To do: Reproduce the listing below verbatim.

(Entries with figure data)
▼

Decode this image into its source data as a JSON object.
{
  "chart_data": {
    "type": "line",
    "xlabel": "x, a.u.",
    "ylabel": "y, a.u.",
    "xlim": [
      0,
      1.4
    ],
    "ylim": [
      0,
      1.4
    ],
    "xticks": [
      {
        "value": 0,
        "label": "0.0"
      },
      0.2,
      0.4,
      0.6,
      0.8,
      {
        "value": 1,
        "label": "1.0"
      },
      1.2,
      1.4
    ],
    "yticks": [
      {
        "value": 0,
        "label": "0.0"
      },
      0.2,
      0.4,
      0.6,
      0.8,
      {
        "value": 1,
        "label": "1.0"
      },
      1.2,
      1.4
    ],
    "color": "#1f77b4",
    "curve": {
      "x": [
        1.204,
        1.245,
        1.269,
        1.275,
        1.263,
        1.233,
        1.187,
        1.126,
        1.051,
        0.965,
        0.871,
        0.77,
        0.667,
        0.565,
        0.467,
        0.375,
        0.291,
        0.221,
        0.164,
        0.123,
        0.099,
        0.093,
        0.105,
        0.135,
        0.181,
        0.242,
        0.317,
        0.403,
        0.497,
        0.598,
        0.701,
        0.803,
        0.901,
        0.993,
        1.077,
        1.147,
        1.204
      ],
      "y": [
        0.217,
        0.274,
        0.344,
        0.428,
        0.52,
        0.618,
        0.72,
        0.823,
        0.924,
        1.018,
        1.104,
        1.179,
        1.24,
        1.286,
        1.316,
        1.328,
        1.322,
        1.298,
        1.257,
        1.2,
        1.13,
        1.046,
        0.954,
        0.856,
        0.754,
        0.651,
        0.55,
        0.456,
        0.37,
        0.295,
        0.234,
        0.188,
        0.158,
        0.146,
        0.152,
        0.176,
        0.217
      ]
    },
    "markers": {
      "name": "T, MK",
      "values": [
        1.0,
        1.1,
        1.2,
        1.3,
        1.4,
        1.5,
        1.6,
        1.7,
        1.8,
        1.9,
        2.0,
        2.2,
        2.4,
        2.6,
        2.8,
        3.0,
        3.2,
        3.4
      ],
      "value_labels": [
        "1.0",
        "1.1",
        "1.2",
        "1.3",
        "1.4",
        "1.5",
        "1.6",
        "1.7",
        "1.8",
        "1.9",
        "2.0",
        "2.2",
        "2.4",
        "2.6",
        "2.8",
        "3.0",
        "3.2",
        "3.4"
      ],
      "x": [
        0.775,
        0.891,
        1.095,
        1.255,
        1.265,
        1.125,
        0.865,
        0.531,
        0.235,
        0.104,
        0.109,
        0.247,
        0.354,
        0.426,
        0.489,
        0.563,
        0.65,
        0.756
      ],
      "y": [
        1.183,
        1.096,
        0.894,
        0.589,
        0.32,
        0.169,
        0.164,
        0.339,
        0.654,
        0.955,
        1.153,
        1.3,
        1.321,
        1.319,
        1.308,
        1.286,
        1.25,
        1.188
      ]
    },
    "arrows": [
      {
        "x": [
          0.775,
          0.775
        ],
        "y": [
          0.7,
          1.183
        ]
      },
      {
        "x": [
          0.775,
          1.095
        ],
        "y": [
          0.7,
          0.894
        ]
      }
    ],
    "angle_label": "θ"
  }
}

▲

Solved exercise:
Decode this image into its source data as a JSON object.
{
  "chart_data": {
    "type": "line",
    "xlabel": "x, a.u.",
    "ylabel": "y, a.u.",
    "xlim": [
      0,
      1.4
    ],
    "ylim": [
      0,
      1.4
    ],
    "xticks": [
      {
        "value": 0,
        "label": "0.0"
      },
      0.2,
      0.4,
      0.6,
      0.8,
      {
        "value": 1,
        "label": "1.0"
      },
      1.2,
      1.4
    ],
    "yticks": [
      {
        "value": 0,
        "label": "0.0"
      },
      0.2,
      0.4,
      0.6,
      0.8,
      {
        "value": 1,
        "label": "1.0"
      },
      1.2,
      1.4
    ],
    "color": "#1f77b4",
    "curve": {
      "x": [
        1.204,
        1.245,
        1.269,
        1.275,
        1.263,
        1.233,
        1.187,
        1.126,
        1.051,
        0.965,
        0.871,
        0.77,
        0.667,
        0.565,
        0.467,
        0.375,
        0.291,
        0.221,
        0.164,
        0.123,
        0.099,
        0.093,
        0.105,
        0.135,
        0.181,
        0.242,
        0.317,
        0.403,
        0.497,
        0.598,
        0.701,
        0.803,
        0.901,
        0.993,
        1.077,
        1.147,
        1.204
      ],
      "y": [
        0.217,
        0.274,
        0.344,
        0.428,
        0.52,
        0.618,
        0.72,
        0.823,
        0.924,
        1.018,
        1.104,
        1.179,
        1.24,
        1.286,
        1.316,
        1.328,
        1.322,
        1.298,
        1.257,
        1.2,
        1.13,
        1.046,
        0.954,
        0.856,
        0.754,
        0.651,
        0.55,
        0.456,
        0.37,
        0.295,
        0.234,
        0.188,
        0.158,
        0.146,
        0.152,
        0.176,
        0.217
      ]
    },
    "markers": {
      "name": "T, MK",
      "values": [
        1.0,
        1.1,
        1.2,
        1.3,
        1.4,
        1.5,
        1.6,
        1.7,
        1.8,
        1.9,
        2.0,
        2.2,
        2.4,
        2.6,
        2.8,
        3.0,
        3.2,
        3.4
      ],
      "value_labels": [
        "1.0",
        "1.1",
        "1.2",
        "1.3",
        "1.4",
        "1.5",
        "1.6",
        "1.7",
        "1.8",
        "1.9",
        "2.0",
        "2.2",
        "2.4",
        "2.6",
        "2.8",
        "3.0",
        "3.2",
        "3.4"
      ],
      "x": [
        0.775,
        0.891,
        1.095,
        1.255,
        1.265,
        1.125,
        0.865,
        0.531,
        0.235,
        0.104,
        0.109,
        0.247,
        0.354,
        0.426,
        0.489,
        0.563,
        0.65,
        0.756
      ],
      "y": [
        1.183,
        1.096,
        0.894,
        0.589,
        0.32,
        0.169,
        0.164,
        0.339,
        0.654,
        0.955,
        1.153,
        1.3,
        1.321,
        1.319,
        1.308,
        1.286,
        1.25,
        1.188
      ]
    },
    "arrows": [
      {
        "x": [
          0.775,
          0.775
        ],
        "y": [
          0.7,
          1.183
        ]
      },
      {
        "x": [
          0.775,
          1.095
        ],
        "y": [
          0.7,
          0.894
        ]
      }
    ],
    "angle_label": "θ"
  }
}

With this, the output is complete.